WHAT IS ASKED:
Transcribe the records below in full; pictures stay out of the copy.

- - - -

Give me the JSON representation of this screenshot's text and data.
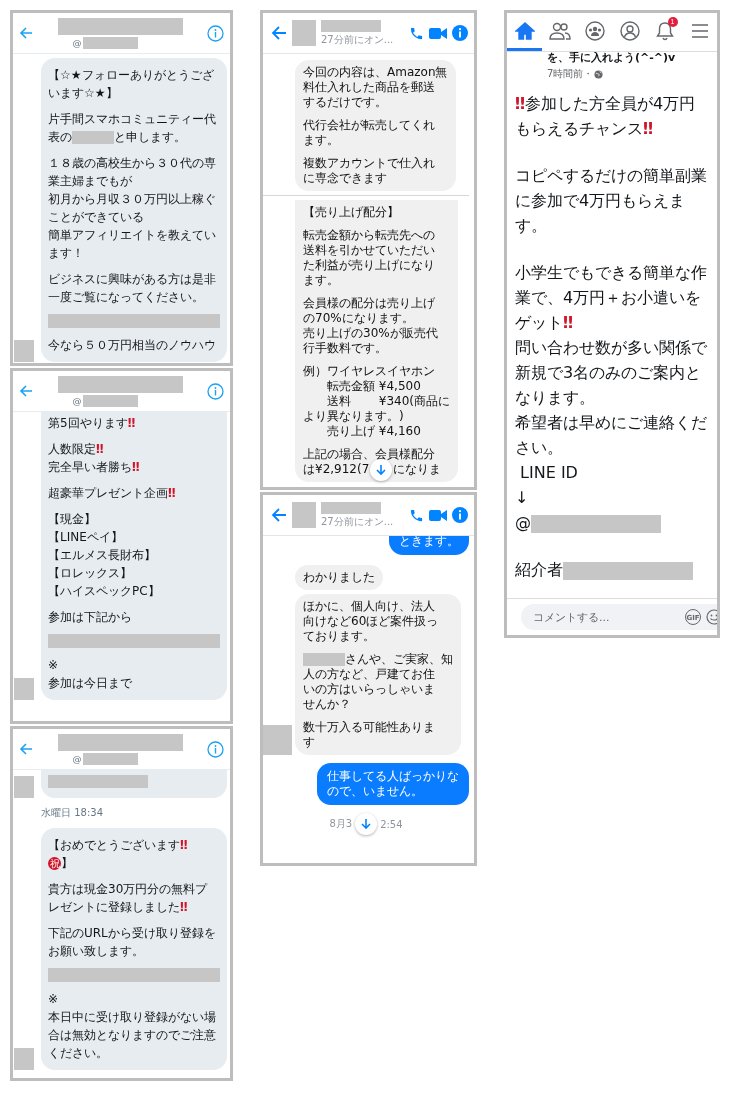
{
  "columns": [
    {
      "panels": [
        {
          "kind": "twitter_dm",
          "header": {
            "handle": "@"
          },
          "items": [
            {
              "kind": "received",
              "continued": false,
              "avatar": true,
              "paragraphs": [
                [
                  "【☆★フォローありがとうござ",
                  "います☆★】"
                ],
                [
                  "片手間スマホコミュニティー代",
                  [
                    {
                      "text": "表の"
                    },
                    {
                      "kind": "redacted_short"
                    },
                    {
                      "text": "と申します。"
                    }
                  ]
                ],
                [
                  "１８歳の高校生から３０代の専",
                  "業主婦までもが",
                  "初月から月収３０万円以上稼ぐ",
                  "ことができている",
                  "簡単アフィリエイトを教えてい",
                  "ます！"
                ],
                [
                  "ビジネスに興味がある方は是非",
                  "一度ご覧になってください。"
                ],
                [
                  [
                    {
                      "kind": "redacted_line"
                    }
                  ]
                ],
                [
                  "今なら５０万円相当のノウハウ"
                ]
              ]
            }
          ]
        },
        {
          "kind": "twitter_dm",
          "header": {
            "handle": "@"
          },
          "items": [
            {
              "kind": "received",
              "continued": true,
              "avatar": true,
              "paragraphs": [
                [
                  [
                    {
                      "text": "第5回やります"
                    },
                    {
                      "kind": "emoji",
                      "text": "‼"
                    }
                  ]
                ],
                [
                  [
                    {
                      "text": "人数限定"
                    },
                    {
                      "kind": "emoji",
                      "text": "‼"
                    }
                  ],
                  [
                    {
                      "text": "完全早い者勝ち"
                    },
                    {
                      "kind": "emoji",
                      "text": "‼"
                    }
                  ]
                ],
                [
                  [
                    {
                      "text": "超豪華プレゼント企画"
                    },
                    {
                      "kind": "emoji",
                      "text": "‼"
                    }
                  ]
                ],
                [
                  "【現金】",
                  "【LINEペイ】",
                  "【エルメス長財布】",
                  "【ロレックス】",
                  "【ハイスペックPC】"
                ],
                [
                  "参加は下記から"
                ],
                [
                  [
                    {
                      "kind": "redacted_line"
                    }
                  ]
                ],
                [
                  "※",
                  "参加は今日まで"
                ]
              ]
            }
          ]
        },
        {
          "kind": "twitter_dm",
          "header": {
            "handle": "@"
          },
          "items": [
            {
              "kind": "received",
              "continued": true,
              "avatar": true,
              "paragraphs": [
                [
                  [
                    {
                      "kind": "redacted_medium"
                    }
                  ]
                ]
              ]
            },
            {
              "kind": "timestamp",
              "segments": [
                {
                  "text": "水曜日 18:34"
                }
              ]
            },
            {
              "kind": "received",
              "continued": false,
              "avatar": true,
              "paragraphs": [
                [
                  [
                    {
                      "text": "【おめでとうございます"
                    },
                    {
                      "kind": "emoji",
                      "text": "‼"
                    }
                  ],
                  [
                    {
                      "kind": "badge",
                      "text": "祝"
                    },
                    {
                      "text": "】"
                    }
                  ]
                ],
                [
                  "貴方は現金30万円分の無料プ",
                  [
                    {
                      "text": "レゼントに登録しました"
                    },
                    {
                      "kind": "emoji",
                      "text": "‼"
                    }
                  ]
                ],
                [
                  "下記のURLから受け取り登録を",
                  "お願い致します。"
                ],
                [
                  [
                    {
                      "kind": "redacted_line"
                    }
                  ]
                ],
                [
                  "※",
                  "本日中に受け取り登録がない場",
                  "合は無効となりますのでご注意",
                  "ください。"
                ]
              ]
            }
          ]
        }
      ]
    },
    {
      "panels": [
        {
          "kind": "messenger",
          "header": {
            "status": "27分前にオン..."
          },
          "items": [
            {
              "kind": "received",
              "continued": false,
              "avatar": false,
              "paragraphs": [
                [
                  "今回の内容は、Amazon無",
                  "料仕入れした商品を郵送",
                  "するだけです。"
                ],
                [
                  "代行会社が転売してくれ",
                  "ます。"
                ],
                [
                  "複数アカウントで仕入れ",
                  "に専念できます"
                ]
              ]
            },
            {
              "kind": "divider"
            },
            {
              "kind": "received",
              "continued": true,
              "avatar": false,
              "paragraphs": [
                [
                  "【売り上げ配分】"
                ],
                [
                  "転売金額から転売先への",
                  "送料を引かせていただい",
                  "た利益が売り上げになり",
                  "ます。"
                ],
                [
                  "会員様の配分は売り上げ",
                  "の70%になります。",
                  "売り上げの30%が販売代",
                  "行手数料です。"
                ],
                [
                  "例）ワイヤレスイヤホン",
                  "　　転売金額 ¥4,500",
                  "　　送料　　 ¥340(商品に",
                  "より異なります。)",
                  "　　売り上げ ¥4,160"
                ],
                [
                  "上記の場合、会員様配分",
                  [
                    {
                      "text": "は¥2,912(7"
                    },
                    {
                      "kind": "scroll_button"
                    },
                    {
                      "text": "になりま"
                    }
                  ]
                ]
              ]
            }
          ]
        },
        {
          "kind": "messenger",
          "header": {
            "status": "27分前にオン..."
          },
          "items": [
            {
              "kind": "sent",
              "continued": true,
              "paragraphs": [
                [
                  "ときます。"
                ]
              ]
            },
            {
              "kind": "received",
              "continued": false,
              "avatar": false,
              "paragraphs": [
                [
                  "わかりました"
                ]
              ]
            },
            {
              "kind": "received",
              "continued": false,
              "avatar": true,
              "paragraphs": [
                [
                  "ほかに、個人向け、法人",
                  "向けなど60ほど案件扱っ",
                  "ております。"
                ],
                [
                  [
                    {
                      "kind": "redacted_short"
                    },
                    {
                      "text": "さんや、ご実家、知"
                    }
                  ],
                  "人の方など、戸建てお住",
                  "いの方はいらっしゃいま",
                  "せんか？"
                ],
                [
                  "数十万入る可能性ありま",
                  "す"
                ]
              ]
            },
            {
              "kind": "sent",
              "continued": false,
              "paragraphs": [
                [
                  "仕事してる人ばっかりな",
                  "ので、いません。"
                ]
              ]
            },
            {
              "kind": "timestamp",
              "segments": [
                {
                  "text": "8月3"
                },
                {
                  "kind": "scroll_button"
                },
                {
                  "text": "2:54"
                }
              ]
            }
          ]
        }
      ]
    },
    {
      "panels": [
        {
          "kind": "facebook",
          "tabs": [
            {
              "kind": "home",
              "selected": true
            },
            {
              "kind": "friends",
              "selected": false
            },
            {
              "kind": "groups",
              "selected": false
            },
            {
              "kind": "profile",
              "selected": false
            },
            {
              "kind": "notifications",
              "selected": false,
              "badge": "1"
            },
            {
              "kind": "menu",
              "selected": false
            }
          ],
          "post": {
            "title_fragment": "を、手に入れよう(^-^)v",
            "time": "7時間前・",
            "paragraphs": [
              [
                [
                  {
                    "kind": "emoji",
                    "text": "‼"
                  },
                  {
                    "text": "参加した方全員が4万円"
                  }
                ],
                [
                  {
                    "text": "もらえるチャンス"
                  },
                  {
                    "kind": "emoji",
                    "text": "‼"
                  }
                ]
              ],
              [
                "コピペするだけの簡単副業",
                "に参加で4万円もらえま",
                "す。"
              ],
              [
                "小学生でもできる簡単な作",
                "業で、4万円＋お小遣いを",
                [
                  {
                    "text": "ゲット"
                  },
                  {
                    "kind": "emoji",
                    "text": "‼"
                  }
                ],
                "問い合わせ数が多い関係で",
                "新規で3名のみのご案内と",
                "なります。",
                "希望者は早めにご連絡くだ",
                "さい。",
                " LINE ID",
                "↓",
                [
                  {
                    "text": "@"
                  },
                  {
                    "kind": "redacted_long"
                  }
                ]
              ],
              [
                [
                  {
                    "text": "紹介者"
                  },
                  {
                    "kind": "redacted_long"
                  }
                ]
              ]
            ]
          },
          "comment_bar": {
            "placeholder": "コメントする...",
            "gif_label": "GIF"
          }
        }
      ]
    }
  ]
}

- - - -

SOLUTION BELOW:
Give me the JSON representation of this screenshot's text and data.
{
  "columns": [
    {
      "panels": [
        {
          "kind": "twitter_dm",
          "header": {
            "handle": "@"
          },
          "items": [
            {
              "kind": "received",
              "continued": false,
              "avatar": true,
              "paragraphs": [
                [
                  "【☆★フォローありがとうござ",
                  "います☆★】"
                ],
                [
                  "片手間スマホコミュニティー代",
                  [
                    {
                      "text": "表の"
                    },
                    {
                      "kind": "redacted_short"
                    },
                    {
                      "text": "と申します。"
                    }
                  ]
                ],
                [
                  "１８歳の高校生から３０代の専",
                  "業主婦までもが",
                  "初月から月収３０万円以上稼ぐ",
                  "ことができている",
                  "簡単アフィリエイトを教えてい",
                  "ます！"
                ],
                [
                  "ビジネスに興味がある方は是非",
                  "一度ご覧になってください。"
                ],
                [
                  [
                    {
                      "kind": "redacted_line"
                    }
                  ]
                ],
                [
                  "今なら５０万円相当のノウハウ"
                ]
              ]
            }
          ]
        },
        {
          "kind": "twitter_dm",
          "header": {
            "handle": "@"
          },
          "items": [
            {
              "kind": "received",
              "continued": true,
              "avatar": true,
              "paragraphs": [
                [
                  [
                    {
                      "text": "第5回やります"
                    },
                    {
                      "kind": "emoji",
                      "text": "‼"
                    }
                  ]
                ],
                [
                  [
                    {
                      "text": "人数限定"
                    },
                    {
                      "kind": "emoji",
                      "text": "‼"
                    }
                  ],
                  [
                    {
                      "text": "完全早い者勝ち"
                    },
                    {
                      "kind": "emoji",
                      "text": "‼"
                    }
                  ]
                ],
                [
                  [
                    {
                      "text": "超豪華プレゼント企画"
                    },
                    {
                      "kind": "emoji",
                      "text": "‼"
                    }
                  ]
                ],
                [
                  "【現金】",
                  "【LINEペイ】",
                  "【エルメス長財布】",
                  "【ロレックス】",
                  "【ハイスペックPC】"
                ],
                [
                  "参加は下記から"
                ],
                [
                  [
                    {
                      "kind": "redacted_line"
                    }
                  ]
                ],
                [
                  "※",
                  "参加は今日まで"
                ]
              ]
            }
          ]
        },
        {
          "kind": "twitter_dm",
          "header": {
            "handle": "@"
          },
          "items": [
            {
              "kind": "received",
              "continued": true,
              "avatar": true,
              "paragraphs": [
                [
                  [
                    {
                      "kind": "redacted_medium"
                    }
                  ]
                ]
              ]
            },
            {
              "kind": "timestamp",
              "segments": [
                {
                  "text": "水曜日 18:34"
                }
              ]
            },
            {
              "kind": "received",
              "continued": false,
              "avatar": true,
              "paragraphs": [
                [
                  [
                    {
                      "text": "【おめでとうございます"
                    },
                    {
                      "kind": "emoji",
                      "text": "‼"
                    }
                  ],
                  [
                    {
                      "kind": "badge",
                      "text": "祝"
                    },
                    {
                      "text": "】"
                    }
                  ]
                ],
                [
                  "貴方は現金30万円分の無料プ",
                  [
                    {
                      "text": "レゼントに登録しました"
                    },
                    {
                      "kind": "emoji",
                      "text": "‼"
                    }
                  ]
                ],
                [
                  "下記のURLから受け取り登録を",
                  "お願い致します。"
                ],
                [
                  [
                    {
                      "kind": "redacted_line"
                    }
                  ]
                ],
                [
                  "※",
                  "本日中に受け取り登録がない場",
                  "合は無効となりますのでご注意",
                  "ください。"
                ]
              ]
            }
          ]
        }
      ]
    },
    {
      "panels": [
        {
          "kind": "messenger",
          "header": {
            "status": "27分前にオン..."
          },
          "items": [
            {
              "kind": "received",
              "continued": false,
              "avatar": false,
              "paragraphs": [
                [
                  "今回の内容は、Amazon無",
                  "料仕入れした商品を郵送",
                  "するだけです。"
                ],
                [
                  "代行会社が転売してくれ",
                  "ます。"
                ],
                [
                  "複数アカウントで仕入れ",
                  "に専念できます"
                ]
              ]
            },
            {
              "kind": "divider"
            },
            {
              "kind": "received",
              "continued": true,
              "avatar": false,
              "paragraphs": [
                [
                  "【売り上げ配分】"
                ],
                [
                  "転売金額から転売先への",
                  "送料を引かせていただい",
                  "た利益が売り上げになり",
                  "ます。"
                ],
                [
                  "会員様の配分は売り上げ",
                  "の70%になります。",
                  "売り上げの30%が販売代",
                  "行手数料です。"
                ],
                [
                  "例）ワイヤレスイヤホン",
                  "　　転売金額 ¥4,500",
                  "　　送料　　 ¥340(商品に",
                  "より異なります。)",
                  "　　売り上げ ¥4,160"
                ],
                [
                  "上記の場合、会員様配分",
                  [
                    {
                      "text": "は¥2,912(7"
                    },
                    {
                      "kind": "scroll_button"
                    },
                    {
                      "text": "になりま"
                    }
                  ]
                ]
              ]
            }
          ]
        },
        {
          "kind": "messenger",
          "header": {
            "status": "27分前にオン..."
          },
          "items": [
            {
              "kind": "sent",
              "continued": true,
              "paragraphs": [
                [
                  "ときます。"
                ]
              ]
            },
            {
              "kind": "received",
              "continued": false,
              "avatar": false,
              "paragraphs": [
                [
                  "わかりました"
                ]
              ]
            },
            {
              "kind": "received",
              "continued": false,
              "avatar": true,
              "paragraphs": [
                [
                  "ほかに、個人向け、法人",
                  "向けなど60ほど案件扱っ",
                  "ております。"
                ],
                [
                  [
                    {
                      "kind": "redacted_short"
                    },
                    {
                      "text": "さんや、ご実家、知"
                    }
                  ],
                  "人の方など、戸建てお住",
                  "いの方はいらっしゃいま",
                  "せんか？"
                ],
                [
                  "数十万入る可能性ありま",
                  "す"
                ]
              ]
            },
            {
              "kind": "sent",
              "continued": false,
              "paragraphs": [
                [
                  "仕事してる人ばっかりな",
                  "ので、いません。"
                ]
              ]
            },
            {
              "kind": "timestamp",
              "segments": [
                {
                  "text": "8月3"
                },
                {
                  "kind": "scroll_button"
                },
                {
                  "text": "2:54"
                }
              ]
            }
          ]
        }
      ]
    },
    {
      "panels": [
        {
          "kind": "facebook",
          "tabs": [
            {
              "kind": "home",
              "selected": true
            },
            {
              "kind": "friends",
              "selected": false
            },
            {
              "kind": "groups",
              "selected": false
            },
            {
              "kind": "profile",
              "selected": false
            },
            {
              "kind": "notifications",
              "selected": false,
              "badge": "1"
            },
            {
              "kind": "menu",
              "selected": false
            }
          ],
          "post": {
            "title_fragment": "を、手に入れよう(^-^)v",
            "time": "7時間前・",
            "paragraphs": [
              [
                [
                  {
                    "kind": "emoji",
                    "text": "‼"
                  },
                  {
                    "text": "参加した方全員が4万円"
                  }
                ],
                [
                  {
                    "text": "もらえるチャンス"
                  },
                  {
                    "kind": "emoji",
                    "text": "‼"
                  }
                ]
              ],
              [
                "コピペするだけの簡単副業",
                "に参加で4万円もらえま",
                "す。"
              ],
              [
                "小学生でもできる簡単な作",
                "業で、4万円＋お小遣いを",
                [
                  {
                    "text": "ゲット"
                  },
                  {
                    "kind": "emoji",
                    "text": "‼"
                  }
                ],
                "問い合わせ数が多い関係で",
                "新規で3名のみのご案内と",
                "なります。",
                "希望者は早めにご連絡くだ",
                "さい。",
                " LINE ID",
                "↓",
                [
                  {
                    "text": "@"
                  },
                  {
                    "kind": "redacted_long"
                  }
                ]
              ],
              [
                [
                  {
                    "text": "紹介者"
                  },
                  {
                    "kind": "redacted_long"
                  }
                ]
              ]
            ]
          },
          "comment_bar": {
            "placeholder": "コメントする...",
            "gif_label": "GIF"
          }
        }
      ]
    }
  ]
}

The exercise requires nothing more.